[begin Selected text]

Open MPI logo

Open MPI User's Mailing List Archives

  |   Home   |   Support   |   FAQ   |   all Open MPI User's mailing list

Subject: Re: [OMPI users] openmpi configuration error?
From: Gus Correa (gus_at_[hidden])
Date: 2014-05-21 17:02:50


Hi Ben

One of the ranks (52) called MPI_Abort.
This may be a bug in the code, or a problem with the setup
(e.g. a missing or incorrect input file).
For instance, the CCTM Wiki says:
"AERO6 expects emissions inputs for 13 new PM species. CCTM will crash
if any emitted PM species is not included in the emissions input file"
I am not familiar to CCTM, so these are just guesses.

It doesn't look like an MPI problem, though.

You may want to check any other logs that the CCTM code may
produce, for any clue on where it fails.
Otherwise, you could compile with -g -traceback (and remove any
optimization options in FFLAGS, FCFLAGS, CFLAGS, etc.)
It may also have a -DDEBUG or similar that can be turned on
in the CPPFLAGS, which in many models makes a more verbose log.
This *may* tell you where it fails (source file, subroutine and line),
and may help understand why it fails.
If it dumps a core file, you can trace the failure point with
a debugger.

I hope this helps,
Gus

On 05/21/2014 03:20 PM, Ben Lash wrote:
> I used a different build of netcdf 4.1.3, and the code seems to run now.
> I have a totally different, non-mpi related error in part of it, but
> there's no way for the list to help, I mostly just wanted to report that
> this particular problem seems to be solved for the record. It doesn't
> seem to fail quite as gracefully anymore, but I'm still getting enough
> of the error messages to know what's going on.
>
> MPI_ABORT was invoked on rank 52 in communicator MPI_COMM_WORLD
> with errorcode 0.

[end Selected text]
[begin Records shown]

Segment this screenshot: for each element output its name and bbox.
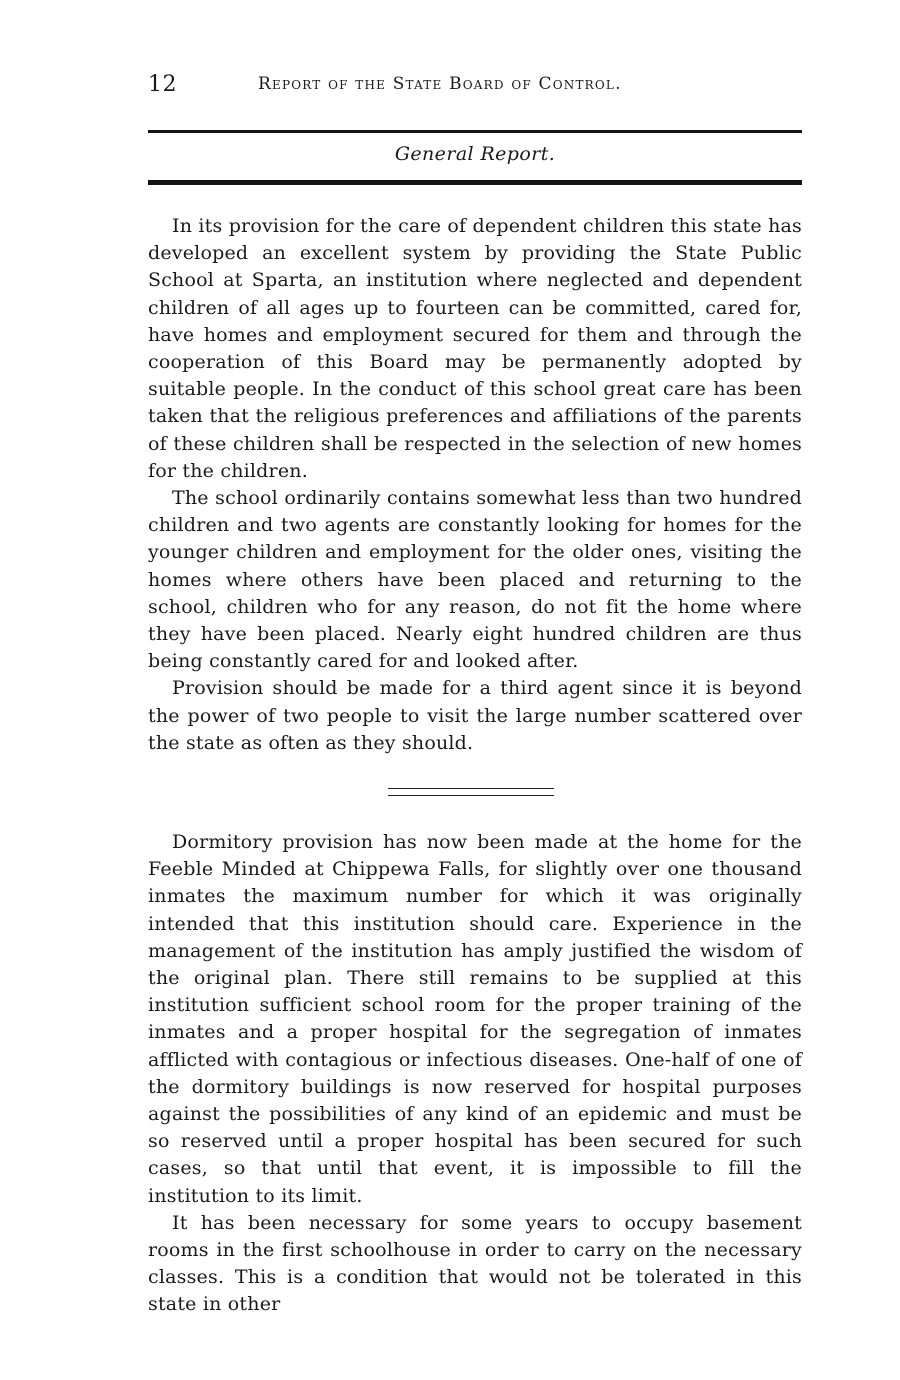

[end Records shown]
[begin Records shown]

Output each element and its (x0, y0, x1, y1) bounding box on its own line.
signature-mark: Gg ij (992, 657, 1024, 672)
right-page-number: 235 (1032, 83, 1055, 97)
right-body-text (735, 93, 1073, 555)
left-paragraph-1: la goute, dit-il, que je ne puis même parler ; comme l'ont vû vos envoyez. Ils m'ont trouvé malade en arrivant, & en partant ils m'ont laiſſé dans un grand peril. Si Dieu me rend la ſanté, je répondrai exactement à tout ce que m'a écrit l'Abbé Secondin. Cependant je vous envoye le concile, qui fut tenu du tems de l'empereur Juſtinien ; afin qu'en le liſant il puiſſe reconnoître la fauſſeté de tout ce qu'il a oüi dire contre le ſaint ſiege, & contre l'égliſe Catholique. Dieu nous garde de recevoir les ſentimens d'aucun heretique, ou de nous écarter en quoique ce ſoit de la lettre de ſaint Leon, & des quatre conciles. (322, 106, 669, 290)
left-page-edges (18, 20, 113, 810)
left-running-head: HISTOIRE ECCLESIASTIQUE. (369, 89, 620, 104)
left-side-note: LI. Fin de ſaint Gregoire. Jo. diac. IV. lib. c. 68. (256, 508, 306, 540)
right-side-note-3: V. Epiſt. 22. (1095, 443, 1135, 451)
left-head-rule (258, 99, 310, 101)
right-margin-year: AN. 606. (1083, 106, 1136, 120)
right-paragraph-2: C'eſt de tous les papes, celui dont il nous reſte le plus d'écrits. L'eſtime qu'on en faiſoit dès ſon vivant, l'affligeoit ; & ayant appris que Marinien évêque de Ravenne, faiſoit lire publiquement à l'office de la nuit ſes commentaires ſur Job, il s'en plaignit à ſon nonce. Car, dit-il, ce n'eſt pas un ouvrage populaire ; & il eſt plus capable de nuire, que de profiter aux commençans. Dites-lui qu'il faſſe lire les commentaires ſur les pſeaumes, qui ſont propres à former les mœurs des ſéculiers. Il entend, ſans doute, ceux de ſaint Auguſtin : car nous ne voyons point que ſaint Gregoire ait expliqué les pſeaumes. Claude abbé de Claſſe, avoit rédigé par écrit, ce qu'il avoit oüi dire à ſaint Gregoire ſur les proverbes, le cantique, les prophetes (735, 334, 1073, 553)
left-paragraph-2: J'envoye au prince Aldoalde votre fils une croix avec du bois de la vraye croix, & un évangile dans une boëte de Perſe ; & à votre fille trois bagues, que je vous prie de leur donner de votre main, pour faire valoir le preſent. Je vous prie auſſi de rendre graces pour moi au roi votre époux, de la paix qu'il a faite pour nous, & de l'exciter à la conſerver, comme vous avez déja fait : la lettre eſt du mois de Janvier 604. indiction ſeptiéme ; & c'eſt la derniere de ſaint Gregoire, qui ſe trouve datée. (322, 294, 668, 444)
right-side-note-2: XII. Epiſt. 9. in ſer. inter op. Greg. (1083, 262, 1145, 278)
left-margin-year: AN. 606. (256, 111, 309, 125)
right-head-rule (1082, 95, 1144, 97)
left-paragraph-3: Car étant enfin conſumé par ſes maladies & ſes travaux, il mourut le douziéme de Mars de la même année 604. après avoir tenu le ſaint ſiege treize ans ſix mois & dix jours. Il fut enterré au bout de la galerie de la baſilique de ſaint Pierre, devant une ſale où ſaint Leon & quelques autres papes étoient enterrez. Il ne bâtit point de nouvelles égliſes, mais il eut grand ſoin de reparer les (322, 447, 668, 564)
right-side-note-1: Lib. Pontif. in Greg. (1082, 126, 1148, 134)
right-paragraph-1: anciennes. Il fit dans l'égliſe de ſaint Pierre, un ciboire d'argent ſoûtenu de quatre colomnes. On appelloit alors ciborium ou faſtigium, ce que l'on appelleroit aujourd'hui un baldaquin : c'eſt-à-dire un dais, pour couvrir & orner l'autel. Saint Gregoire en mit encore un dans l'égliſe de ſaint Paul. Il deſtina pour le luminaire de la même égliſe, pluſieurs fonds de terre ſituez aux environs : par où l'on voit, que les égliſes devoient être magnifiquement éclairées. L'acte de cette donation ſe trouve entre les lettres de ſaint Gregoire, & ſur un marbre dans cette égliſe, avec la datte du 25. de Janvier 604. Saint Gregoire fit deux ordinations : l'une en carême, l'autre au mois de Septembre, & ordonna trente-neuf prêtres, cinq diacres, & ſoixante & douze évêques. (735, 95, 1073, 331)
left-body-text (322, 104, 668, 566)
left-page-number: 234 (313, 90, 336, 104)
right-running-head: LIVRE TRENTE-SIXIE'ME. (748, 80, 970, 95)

[end Records shown]

### What this exercise asks
1. From the mailing list post, transcribe the passage starting at "This *may* tell" and ending at "a debugger.".
2. For each statement, say yes or no according to the mailing list post, and quote the words that decide it. (a) Gus Correa suggests compiling with -g -traceback. (b) Ben Lash says the remaining error is related to MPI. (c) Ben Lash switched to a different build of netcdf 4.1.3.
The items are separate material, apart from the mailing list post.

### Worked answers
1.
This *may* tell you where it fails (source file, subroutine and line),
and may help understand why it fails.
If it dumps a core file, you can trace the failure point with
a debugger.

2.
(a) Yes: "you could compile with -g -traceback"
(b) No: "I have a totally different, non-mpi related error"
(c) Yes: "I used a different build of netcdf 4.1.3"